▸ EXTRACT PROVIDED

****

RecipeQA is a QA dataset with focus on using multimodal information for question answering. In this prelimanary experiment, we set the task as a seq2seq problem so we will focus only on the 'textual_cloze' subproblems and ignoring visual information for now. 


Each 'textual_cloze' examples has a context which contains different parts of the recipe. We use a custom identifier '@context' to concatenate different parts of context to a single sequence to help in differentiate different parts of context.  

Each problem has a question to "Choose the best title for the missing blank to correctly complete the recipe." with recipe shown as 

"['Ingredients Halal Vanilla Extract', 'Scrape Vanilla Beans', 'Vegetable Glycerin and Vanilla Beans', '@placeholder']", where @placeholder shows the missing blank.

****

▸ GIVEN MATERIAL
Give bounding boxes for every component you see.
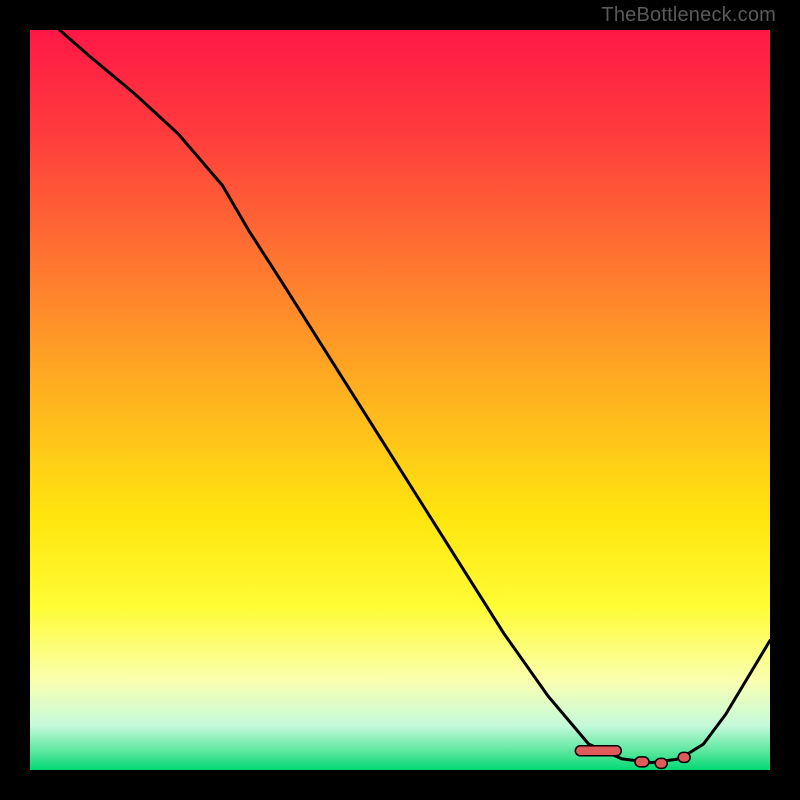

****

▸ WRITTEN TASK 1
Do these statements agree with the RecipeQA passage? Answer yes or no for each, quoting the deciding words. (a) The experiment frames the task as a seq2seq problem. (b) The experiment uses visual information along with text. (c) The identifier used to join the parts of the context is '@placeholder'.
▸ WRITTEN TASK 2
Carry on the RecipeQA passage from its last sentence.
The lines play no part in this exercise.

▸ TASK RESULT 1
(a) Yes: "we set the task as a seq2seq problem"
(b) No: "ignoring visual information for now"
(c) No: "We use a custom identifier '@context' to concatenate different parts of context to a single sequence"

▸ TASK RESULT 2
There are 4 options given to choose for the blank:

['How to Make Caffe Mocha', 'How to Make Koki Paratha', 'Vanilla Beans Can Use With Vegetable Glycerin', 'Prepare the Dough']

We represent the question sequences using two custom identifiers '@q_pad' and '@c_pad'. So the above the question transforms to 

Ingredients Halal Vanilla Extract @q_pad Scrape Vanilla Beans @q_pad Vegetable Glycerin and Vanilla Beans @q_pad @placeholder @c_pad How to Make Caffe Mocha @c_pad How to Make Koki Paratha @c_pad Vanilla Beans Can Use With Vegetable Glycerin @c_pad Prepare the Dough

Note: Since the question_text in all 'textual cloze' tasks is 
"Choose the best title for the missing blank to correctly complete the recipe." we don't represent it in the question sequence.


We model them as a Seq2seq task. The first RNN looks at the context sequence. The second RNN looks at the question sequence and we use the last hidden state of second RNN to classify to values [0,1,2,3] each representing choice numbers. It should give more than 25% accuracy(random guessing)

The model is simply learning train data. When run for more epochs, train accuracy increases but not valid so the model is simply learning the training data.

In [1]:
import torch
import json
from torchtext import data
import torch.nn as nn
import torch.optim as optim
import time

Download dataset( if not already downloaded )

In [2]:
%%bash
FILE=/content/train.json
if [ ! -f "$FILE" ]; then
  wget -c "https://vision.cs.hacettepe.edu.tr/files/recipeqa/train.json"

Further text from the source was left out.